**REQUIRED TASK:** Copy out every line in the entries below that includes "most".

******

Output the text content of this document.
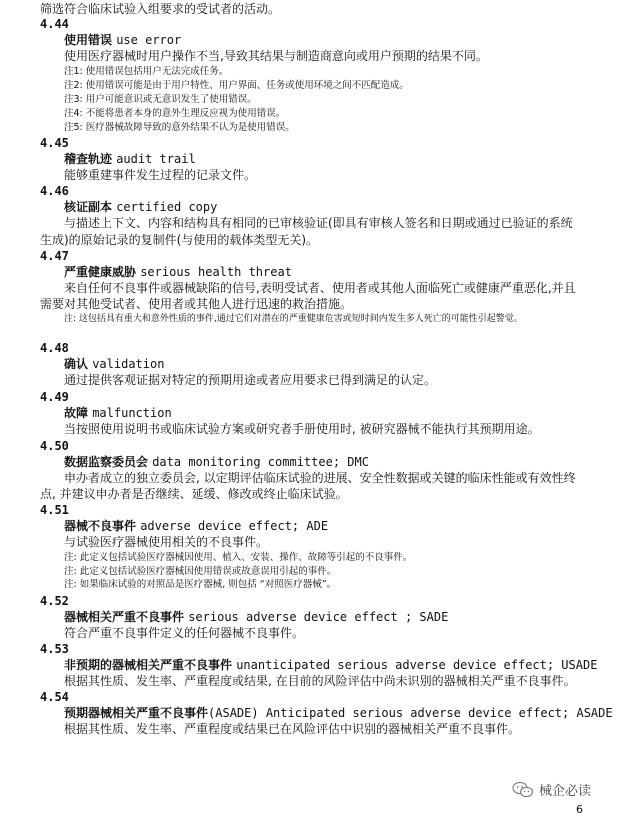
筛选符合临床试验入组要求的受试者的活动。
4.44
使用错误 use error
使用医疗器械时用户操作不当,导致其结果与制造商意向或用户预期的结果不同。
注1: 使用错误包括用户无法完成任务。
注2: 使用错误可能是由于用户特性、用户界面、任务或使用环境之间不匹配造成。
注3: 用户可能意识或无意识发生了使用错误。
注4: 不能将患者本身的意外生理反应视为使用错误。
注5: 医疗器械故障导致的意外结果不认为是使用错误。
4.45
稽查轨迹 audit trail
能够重建事件发生过程的记录文件。
4.46
核证副本 certified copy
与描述上下文、内容和结构具有相同的已审核验证(即具有审核人签名和日期或通过已验证的系统
生成)的原始记录的复制件(与使用的载体类型无关)。
4.47
严重健康威胁 serious health threat
来自任何不良事件或器械缺陷的信号,表明受试者、使用者或其他人面临死亡或健康严重恶化,并且
需要对其他受试者、使用者或其他人进行迅速的救治措施。
注: 这包括具有重大和意外性质的事件,通过它们对潜在的严重健康危害或短时间内发生多人死亡的可能性引起警觉。
4.48
确认 validation
通过提供客观证据对特定的预期用途或者应用要求已得到满足的认定。
4.49
故障 malfunction
当按照使用说明书或临床试验方案或研究者手册使用时, 被研究器械不能执行其预期用途。
4.50
数据监察委员会 data monitoring committee; DMC
申办者成立的独立委员会, 以定期评估临床试验的进展、安全性数据或关键的临床性能或有效性终
点, 并建议申办者是否继续、延缓、修改或终止临床试验。
4.51
器械不良事件 adverse device effect; ADE
与试验医疗器械使用相关的不良事件。
注: 此定义包括试验医疗器械因使用、植入、安装、操作、故障等引起的不良事件。
注: 此定义包括试验医疗器械因使用错误或故意误用引起的事件。
注: 如果临床试验的对照品是医疗器械, 则包括 “对照医疗器械”。
4.52
器械相关严重不良事件 serious adverse device effect ; SADE
符合严重不良事件定义的任何器械不良事件。
4.53
非预期的器械相关严重不良事件 unanticipated serious adverse device effect; USADE
根据其性质、发生率、严重程度或结果, 在目前的风险评估中尚未识别的器械相关严重不良事件。
4.54
预期器械相关严重不良事件(ASADE) Anticipated serious adverse device effect; ASADE
根据其性质、发生率、严重程度或结果已在风险评估中识别的器械相关严重不良事件。
械企必读
6
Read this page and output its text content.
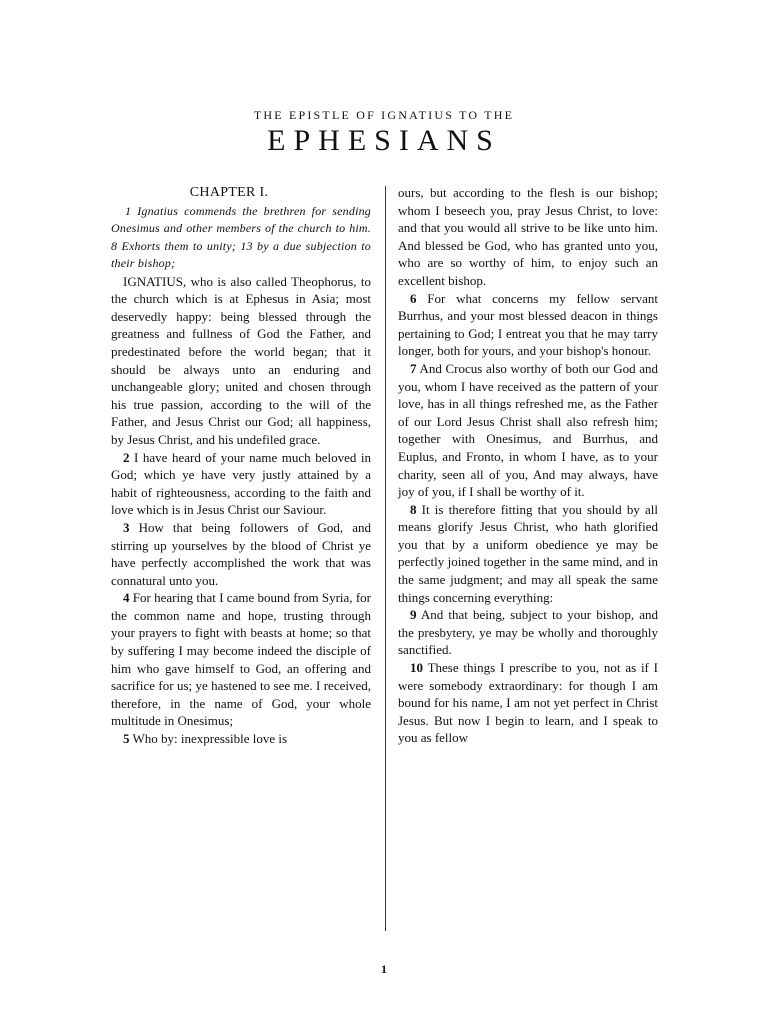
THE EPISTLE OF IGNATIUS TO THE
EPHESIANS
CHAPTER I.

1 Ignatius commends the brethren for sending Onesimus and other members of the church to him. 8 Exhorts them to unity; 13 by a due subjection to their bishop;

IGNATIUS, who is also called Theophorus, to the church which is at Ephesus in Asia; most deservedly happy: being blessed through the greatness and fullness of God the Father, and predestinated before the world began; that it should be always unto an enduring and unchangeable glory; united and chosen through his true passion, according to the will of the Father, and Jesus Christ our God; all happiness, by Jesus Christ, and his undefiled grace.

2 I have heard of your name much beloved in God; which ye have very justly attained by a habit of righteousness, according to the faith and love which is in Jesus Christ our Saviour.

3 How that being followers of God, and stirring up yourselves by the blood of Christ ye have perfectly accomplished the work that was connatural unto you.

4 For hearing that I came bound from Syria, for the common name and hope, trusting through your prayers to fight with beasts at home; so that by suffering I may become indeed the disciple of him who gave himself to God, an offering and sacrifice for us; ye hastened to see me. I received, therefore, in the name of God, your whole multitude in Onesimus;

5 Who by: inexpressible love is

ours, but according to the flesh is our bishop; whom I beseech you, pray Jesus Christ, to love: and that you would all strive to be like unto him. And blessed be God, who has granted unto you, who are so worthy of him, to enjoy such an excellent bishop.

6 For what concerns my fellow servant Burrhus, and your most blessed deacon in things pertaining to God; I entreat you that he may tarry longer, both for yours, and your bishop's honour.

7 And Crocus also worthy of both our God and you, whom I have received as the pattern of your love, has in all things refreshed me, as the Father of our Lord Jesus Christ shall also refresh him; together with Onesimus, and Burrhus, and Euplus, and Fronto, in whom I have, as to your charity, seen all of you, And may always, have joy of you, if I shall be worthy of it.

8 It is therefore fitting that you should by all means glorify Jesus Christ, who hath glorified you that by a uniform obedience ye may be perfectly joined together in the same mind, and in the same judgment; and may all speak the same things concerning everything:

9 And that being, subject to your bishop, and the presbytery, ye may be wholly and thoroughly sanctified.

10 These things I prescribe to you, not as if I were somebody extraordinary: for though I am bound for his name, I am not yet perfect in Christ Jesus. But now I begin to learn, and I speak to you as fellow

1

******

**EXPECTED OUTPUT:**
IGNATIUS, who is also called Theophorus, to the church which is at Ephesus in Asia; most deservedly happy: being blessed through the greatness and fullness of God the Father, and predestinated before the world began; that it should be always unto an enduring and unchangeable glory; united and chosen through his true passion, according to the will of the Father, and Jesus Christ our God; all happiness, by Jesus Christ, and his undefiled grace.
6 For what concerns my fellow servant Burrhus, and your most blessed deacon in things pertaining to God; I entreat you that he may tarry longer, both for yours, and your bishop's honour.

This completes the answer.